▸ **PROVIDED INFORMATION**
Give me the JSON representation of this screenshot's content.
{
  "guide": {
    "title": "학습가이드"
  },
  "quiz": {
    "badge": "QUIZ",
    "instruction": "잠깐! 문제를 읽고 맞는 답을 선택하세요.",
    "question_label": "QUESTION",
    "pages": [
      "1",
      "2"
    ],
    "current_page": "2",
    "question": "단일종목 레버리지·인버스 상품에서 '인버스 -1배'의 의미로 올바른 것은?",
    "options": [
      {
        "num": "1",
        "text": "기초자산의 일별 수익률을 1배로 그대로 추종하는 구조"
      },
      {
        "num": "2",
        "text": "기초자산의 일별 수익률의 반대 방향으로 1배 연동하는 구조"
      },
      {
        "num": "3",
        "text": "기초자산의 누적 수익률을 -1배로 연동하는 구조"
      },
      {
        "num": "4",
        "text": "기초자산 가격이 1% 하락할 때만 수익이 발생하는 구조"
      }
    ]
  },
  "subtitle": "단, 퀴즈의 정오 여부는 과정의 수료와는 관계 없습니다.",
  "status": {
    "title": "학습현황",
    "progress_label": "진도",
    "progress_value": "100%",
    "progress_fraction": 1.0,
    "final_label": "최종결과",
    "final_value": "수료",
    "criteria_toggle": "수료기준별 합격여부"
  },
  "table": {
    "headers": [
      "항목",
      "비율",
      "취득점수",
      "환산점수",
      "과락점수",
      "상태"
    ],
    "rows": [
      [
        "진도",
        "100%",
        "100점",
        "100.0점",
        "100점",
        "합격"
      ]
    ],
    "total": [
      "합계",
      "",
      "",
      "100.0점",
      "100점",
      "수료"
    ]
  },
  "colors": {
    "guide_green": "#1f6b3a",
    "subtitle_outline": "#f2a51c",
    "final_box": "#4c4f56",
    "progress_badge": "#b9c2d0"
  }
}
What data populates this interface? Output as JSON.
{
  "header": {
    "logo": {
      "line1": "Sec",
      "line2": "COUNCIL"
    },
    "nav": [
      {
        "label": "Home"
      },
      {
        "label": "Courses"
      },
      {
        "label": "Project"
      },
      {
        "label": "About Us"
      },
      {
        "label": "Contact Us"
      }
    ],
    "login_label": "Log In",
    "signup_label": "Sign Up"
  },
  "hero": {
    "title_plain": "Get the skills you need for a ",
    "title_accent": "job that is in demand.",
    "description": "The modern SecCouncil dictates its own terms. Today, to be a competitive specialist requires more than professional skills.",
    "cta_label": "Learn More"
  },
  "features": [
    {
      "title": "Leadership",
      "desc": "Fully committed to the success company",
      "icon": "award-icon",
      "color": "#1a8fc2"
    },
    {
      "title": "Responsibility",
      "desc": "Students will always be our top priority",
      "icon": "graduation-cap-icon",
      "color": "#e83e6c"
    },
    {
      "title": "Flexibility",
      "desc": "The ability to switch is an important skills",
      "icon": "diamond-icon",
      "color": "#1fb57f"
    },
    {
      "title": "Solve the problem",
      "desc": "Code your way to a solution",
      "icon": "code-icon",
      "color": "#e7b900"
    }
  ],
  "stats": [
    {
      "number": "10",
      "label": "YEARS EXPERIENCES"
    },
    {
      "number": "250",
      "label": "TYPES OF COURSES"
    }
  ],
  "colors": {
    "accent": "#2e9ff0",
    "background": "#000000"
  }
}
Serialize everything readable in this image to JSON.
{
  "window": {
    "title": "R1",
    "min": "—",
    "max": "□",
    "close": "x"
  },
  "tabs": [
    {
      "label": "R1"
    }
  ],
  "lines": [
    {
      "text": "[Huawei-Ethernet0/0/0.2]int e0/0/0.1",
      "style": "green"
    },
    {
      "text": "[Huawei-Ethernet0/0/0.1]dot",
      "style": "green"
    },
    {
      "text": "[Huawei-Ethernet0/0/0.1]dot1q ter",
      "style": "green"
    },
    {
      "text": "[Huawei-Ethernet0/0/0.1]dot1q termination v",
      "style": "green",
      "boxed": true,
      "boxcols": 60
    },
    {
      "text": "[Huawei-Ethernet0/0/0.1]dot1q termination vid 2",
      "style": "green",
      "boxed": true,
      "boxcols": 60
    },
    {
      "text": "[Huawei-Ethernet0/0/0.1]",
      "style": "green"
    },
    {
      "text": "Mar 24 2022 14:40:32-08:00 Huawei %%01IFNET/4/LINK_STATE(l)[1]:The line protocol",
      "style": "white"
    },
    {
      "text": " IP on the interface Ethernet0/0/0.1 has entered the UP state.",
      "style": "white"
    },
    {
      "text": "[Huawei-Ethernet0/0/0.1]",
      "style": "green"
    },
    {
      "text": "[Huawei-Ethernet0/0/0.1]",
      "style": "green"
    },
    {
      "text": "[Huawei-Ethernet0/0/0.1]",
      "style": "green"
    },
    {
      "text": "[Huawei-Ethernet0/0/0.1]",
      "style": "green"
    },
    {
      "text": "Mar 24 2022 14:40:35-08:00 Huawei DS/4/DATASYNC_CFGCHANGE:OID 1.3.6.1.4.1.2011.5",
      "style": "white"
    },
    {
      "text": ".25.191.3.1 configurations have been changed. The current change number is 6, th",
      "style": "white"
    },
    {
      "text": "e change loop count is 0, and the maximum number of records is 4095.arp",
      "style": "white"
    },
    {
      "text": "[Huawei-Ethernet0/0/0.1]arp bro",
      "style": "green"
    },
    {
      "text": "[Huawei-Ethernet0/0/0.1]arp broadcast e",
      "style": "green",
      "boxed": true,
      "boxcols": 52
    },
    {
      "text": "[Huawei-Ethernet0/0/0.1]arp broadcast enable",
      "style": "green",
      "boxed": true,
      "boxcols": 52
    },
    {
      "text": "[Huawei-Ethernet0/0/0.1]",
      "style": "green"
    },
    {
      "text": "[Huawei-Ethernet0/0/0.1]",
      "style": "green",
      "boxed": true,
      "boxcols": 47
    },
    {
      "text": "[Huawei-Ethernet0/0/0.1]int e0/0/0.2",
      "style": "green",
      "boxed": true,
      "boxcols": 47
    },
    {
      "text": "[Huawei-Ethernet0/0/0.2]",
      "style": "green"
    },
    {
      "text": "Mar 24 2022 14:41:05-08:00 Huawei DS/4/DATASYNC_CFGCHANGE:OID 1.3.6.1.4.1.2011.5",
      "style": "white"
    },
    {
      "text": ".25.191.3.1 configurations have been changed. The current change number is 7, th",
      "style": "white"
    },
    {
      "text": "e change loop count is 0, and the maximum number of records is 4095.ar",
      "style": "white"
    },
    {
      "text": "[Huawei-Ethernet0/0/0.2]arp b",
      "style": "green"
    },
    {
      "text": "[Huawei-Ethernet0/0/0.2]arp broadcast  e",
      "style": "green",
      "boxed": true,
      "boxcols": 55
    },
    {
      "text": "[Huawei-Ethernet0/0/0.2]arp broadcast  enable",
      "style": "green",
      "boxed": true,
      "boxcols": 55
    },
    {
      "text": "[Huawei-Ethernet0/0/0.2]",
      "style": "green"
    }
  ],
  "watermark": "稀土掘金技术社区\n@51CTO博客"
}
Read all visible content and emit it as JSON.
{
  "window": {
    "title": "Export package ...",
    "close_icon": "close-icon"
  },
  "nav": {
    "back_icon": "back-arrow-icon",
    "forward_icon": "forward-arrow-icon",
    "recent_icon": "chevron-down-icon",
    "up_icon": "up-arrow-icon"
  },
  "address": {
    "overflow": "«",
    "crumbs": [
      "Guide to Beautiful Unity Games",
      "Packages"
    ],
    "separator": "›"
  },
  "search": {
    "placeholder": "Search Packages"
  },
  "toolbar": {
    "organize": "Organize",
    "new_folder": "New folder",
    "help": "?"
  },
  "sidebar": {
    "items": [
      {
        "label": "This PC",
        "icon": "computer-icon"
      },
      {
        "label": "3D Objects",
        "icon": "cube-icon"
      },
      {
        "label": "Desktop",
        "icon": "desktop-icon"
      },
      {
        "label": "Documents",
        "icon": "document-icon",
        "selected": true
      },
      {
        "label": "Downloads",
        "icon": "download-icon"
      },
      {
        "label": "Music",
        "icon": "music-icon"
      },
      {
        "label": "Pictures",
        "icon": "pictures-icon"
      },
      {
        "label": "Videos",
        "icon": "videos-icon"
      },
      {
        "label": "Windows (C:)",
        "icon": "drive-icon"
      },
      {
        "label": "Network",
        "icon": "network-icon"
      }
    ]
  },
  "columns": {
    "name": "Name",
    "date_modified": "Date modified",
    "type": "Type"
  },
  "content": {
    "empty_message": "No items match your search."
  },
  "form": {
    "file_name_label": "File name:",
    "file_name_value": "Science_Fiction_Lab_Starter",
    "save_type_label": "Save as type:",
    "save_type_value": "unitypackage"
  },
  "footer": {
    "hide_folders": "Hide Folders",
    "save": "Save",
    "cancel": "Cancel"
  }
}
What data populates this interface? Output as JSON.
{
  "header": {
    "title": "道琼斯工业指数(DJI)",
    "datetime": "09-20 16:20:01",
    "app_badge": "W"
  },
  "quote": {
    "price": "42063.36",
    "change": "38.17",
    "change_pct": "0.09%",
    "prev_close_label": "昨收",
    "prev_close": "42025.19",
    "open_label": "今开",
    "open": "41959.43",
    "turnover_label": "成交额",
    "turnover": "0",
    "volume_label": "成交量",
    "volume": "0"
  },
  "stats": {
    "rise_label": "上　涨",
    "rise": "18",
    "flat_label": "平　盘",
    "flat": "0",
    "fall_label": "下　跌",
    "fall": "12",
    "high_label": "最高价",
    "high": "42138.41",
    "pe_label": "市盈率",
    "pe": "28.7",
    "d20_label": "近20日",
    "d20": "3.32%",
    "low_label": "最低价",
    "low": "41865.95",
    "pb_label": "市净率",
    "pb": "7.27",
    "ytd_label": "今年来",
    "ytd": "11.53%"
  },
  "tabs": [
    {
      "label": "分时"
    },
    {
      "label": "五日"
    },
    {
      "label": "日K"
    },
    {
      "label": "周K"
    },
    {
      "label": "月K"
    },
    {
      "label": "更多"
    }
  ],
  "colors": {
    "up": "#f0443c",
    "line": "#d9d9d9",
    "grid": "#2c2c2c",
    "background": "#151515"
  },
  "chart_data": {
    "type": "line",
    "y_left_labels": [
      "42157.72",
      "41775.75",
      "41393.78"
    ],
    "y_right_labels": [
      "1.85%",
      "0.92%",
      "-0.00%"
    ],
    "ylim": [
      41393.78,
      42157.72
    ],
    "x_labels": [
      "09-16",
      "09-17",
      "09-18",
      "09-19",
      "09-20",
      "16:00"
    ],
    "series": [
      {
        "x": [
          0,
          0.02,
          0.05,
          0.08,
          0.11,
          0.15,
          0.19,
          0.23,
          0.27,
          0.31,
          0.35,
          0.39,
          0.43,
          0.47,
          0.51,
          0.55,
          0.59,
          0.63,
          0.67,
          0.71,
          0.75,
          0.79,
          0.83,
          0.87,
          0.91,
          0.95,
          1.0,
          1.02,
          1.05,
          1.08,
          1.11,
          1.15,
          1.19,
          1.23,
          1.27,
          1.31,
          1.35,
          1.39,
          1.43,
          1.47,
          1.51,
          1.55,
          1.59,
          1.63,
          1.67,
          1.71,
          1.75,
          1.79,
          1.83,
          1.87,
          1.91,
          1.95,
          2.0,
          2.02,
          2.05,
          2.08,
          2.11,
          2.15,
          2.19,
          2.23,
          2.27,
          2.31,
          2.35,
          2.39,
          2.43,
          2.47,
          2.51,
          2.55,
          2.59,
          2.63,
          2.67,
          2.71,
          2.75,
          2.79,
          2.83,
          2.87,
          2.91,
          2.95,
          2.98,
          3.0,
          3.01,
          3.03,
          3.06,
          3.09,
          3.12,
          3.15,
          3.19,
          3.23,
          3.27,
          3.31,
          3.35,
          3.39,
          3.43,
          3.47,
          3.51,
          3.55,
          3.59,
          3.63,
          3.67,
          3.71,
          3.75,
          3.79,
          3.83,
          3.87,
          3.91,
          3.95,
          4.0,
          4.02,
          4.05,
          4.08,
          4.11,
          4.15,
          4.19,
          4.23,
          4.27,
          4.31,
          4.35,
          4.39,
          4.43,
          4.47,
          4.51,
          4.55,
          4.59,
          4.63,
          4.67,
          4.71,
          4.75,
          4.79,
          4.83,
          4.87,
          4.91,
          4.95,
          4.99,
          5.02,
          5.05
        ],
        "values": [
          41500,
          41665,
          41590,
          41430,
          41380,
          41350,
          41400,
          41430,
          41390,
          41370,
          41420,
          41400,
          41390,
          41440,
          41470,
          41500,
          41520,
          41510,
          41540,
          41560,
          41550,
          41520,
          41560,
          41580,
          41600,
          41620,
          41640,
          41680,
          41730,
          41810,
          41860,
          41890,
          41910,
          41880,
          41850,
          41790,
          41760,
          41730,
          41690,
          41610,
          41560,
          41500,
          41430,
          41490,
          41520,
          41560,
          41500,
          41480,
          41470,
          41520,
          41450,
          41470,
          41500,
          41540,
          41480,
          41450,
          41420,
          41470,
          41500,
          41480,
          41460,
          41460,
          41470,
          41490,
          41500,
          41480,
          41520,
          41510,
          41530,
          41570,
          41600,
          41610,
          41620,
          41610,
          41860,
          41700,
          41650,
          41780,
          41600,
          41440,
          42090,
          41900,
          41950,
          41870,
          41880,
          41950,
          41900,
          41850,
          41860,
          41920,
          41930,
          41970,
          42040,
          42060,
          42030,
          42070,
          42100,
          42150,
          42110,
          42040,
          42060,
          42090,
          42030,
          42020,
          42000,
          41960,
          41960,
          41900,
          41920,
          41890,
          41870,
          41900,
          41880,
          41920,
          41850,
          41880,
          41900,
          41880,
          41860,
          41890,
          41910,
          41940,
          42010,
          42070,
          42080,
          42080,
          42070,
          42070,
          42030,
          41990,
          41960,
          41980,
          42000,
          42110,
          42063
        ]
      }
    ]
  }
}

▸ **WHAT IS BEING ASKED**
Using the listing above, list every line in which the string "수익률을" occurs.

▸ **THE SOLUTION**
        "text": "기초자산의 일별 수익률을 1배로 그대로 추종하는 구조"
        "text": "기초자산의 누적 수익률을 -1배로 연동하는 구조"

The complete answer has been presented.